• TASK OBJECTIVE: Return each line of the records with nothing changed, pictures excepted.

• RECORD EXTRACTS:
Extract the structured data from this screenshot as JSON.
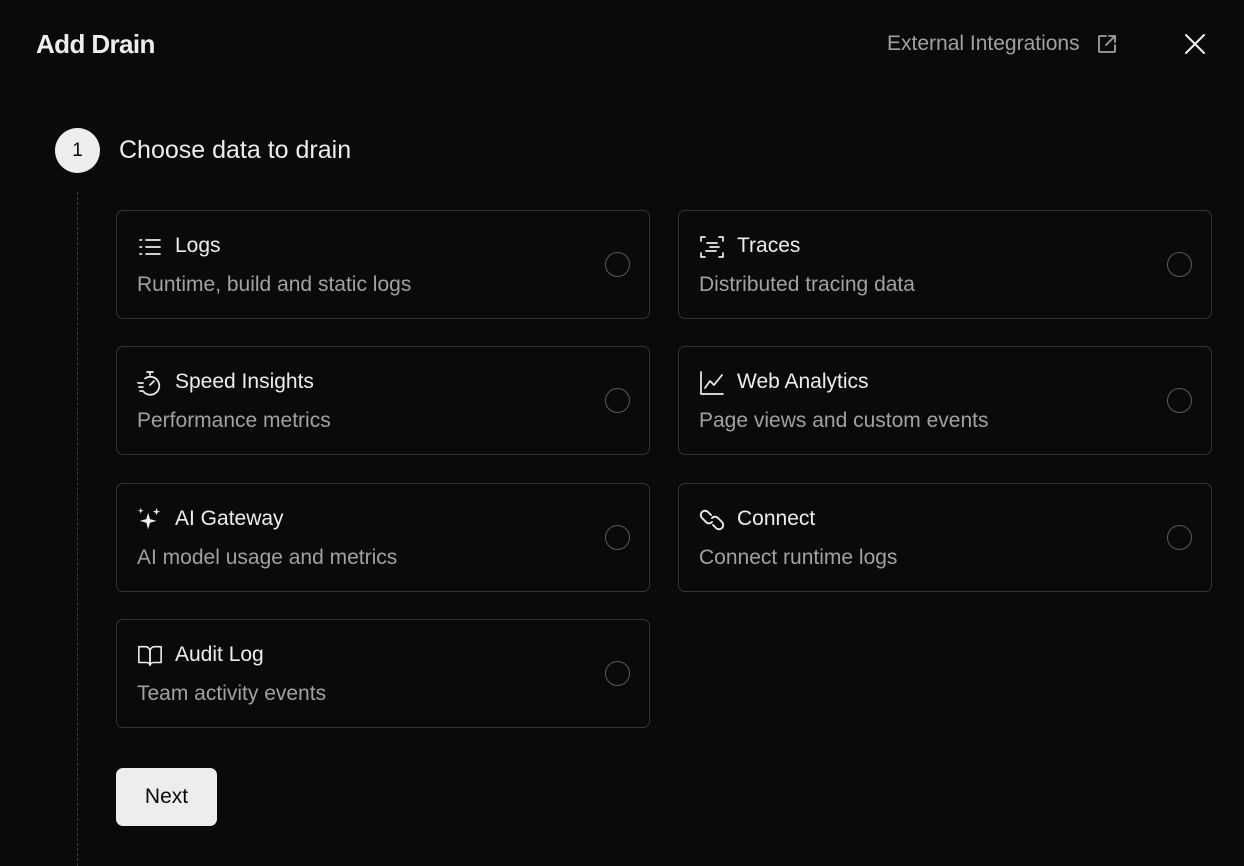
{
  "dialog": {
    "title": "Add Drain",
    "external_link_label": "External Integrations"
  },
  "step": {
    "number": "1",
    "title": "Choose data to drain"
  },
  "options": [
    {
      "icon": "list-icon",
      "title": "Logs",
      "description": "Runtime, build and static logs",
      "selected": false
    },
    {
      "icon": "traces-icon",
      "title": "Traces",
      "description": "Distributed tracing data",
      "selected": false
    },
    {
      "icon": "stopwatch-icon",
      "title": "Speed Insights",
      "description": "Performance metrics",
      "selected": false
    },
    {
      "icon": "line-chart-icon",
      "title": "Web Analytics",
      "description": "Page views and custom events",
      "selected": false
    },
    {
      "icon": "sparkles-icon",
      "title": "AI Gateway",
      "description": "AI model usage and metrics",
      "selected": false
    },
    {
      "icon": "connect-icon",
      "title": "Connect",
      "description": "Connect runtime logs",
      "selected": false
    },
    {
      "icon": "book-icon",
      "title": "Audit Log",
      "description": "Team activity events",
      "selected": false
    }
  ],
  "actions": {
    "next_label": "Next"
  },
  "colors": {
    "background": "#0a0a0a",
    "text_primary": "#ededed",
    "text_secondary": "#a1a1a1",
    "border": "#333333"
  }
}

• WRITTEN SOLUTION:
Extract the structured data from this screenshot as JSON.
{
  "dialog": {
    "title": "Add Drain",
    "external_link_label": "External Integrations"
  },
  "step": {
    "number": "1",
    "title": "Choose data to drain"
  },
  "options": [
    {
      "icon": "list-icon",
      "title": "Logs",
      "description": "Runtime, build and static logs",
      "selected": false
    },
    {
      "icon": "traces-icon",
      "title": "Traces",
      "description": "Distributed tracing data",
      "selected": false
    },
    {
      "icon": "stopwatch-icon",
      "title": "Speed Insights",
      "description": "Performance metrics",
      "selected": false
    },
    {
      "icon": "line-chart-icon",
      "title": "Web Analytics",
      "description": "Page views and custom events",
      "selected": false
    },
    {
      "icon": "sparkles-icon",
      "title": "AI Gateway",
      "description": "AI model usage and metrics",
      "selected": false
    },
    {
      "icon": "connect-icon",
      "title": "Connect",
      "description": "Connect runtime logs",
      "selected": false
    },
    {
      "icon": "book-icon",
      "title": "Audit Log",
      "description": "Team activity events",
      "selected": false
    }
  ],
  "actions": {
    "next_label": "Next"
  },
  "colors": {
    "background": "#0a0a0a",
    "text_primary": "#ededed",
    "text_secondary": "#a1a1a1",
    "border": "#333333"
  }
}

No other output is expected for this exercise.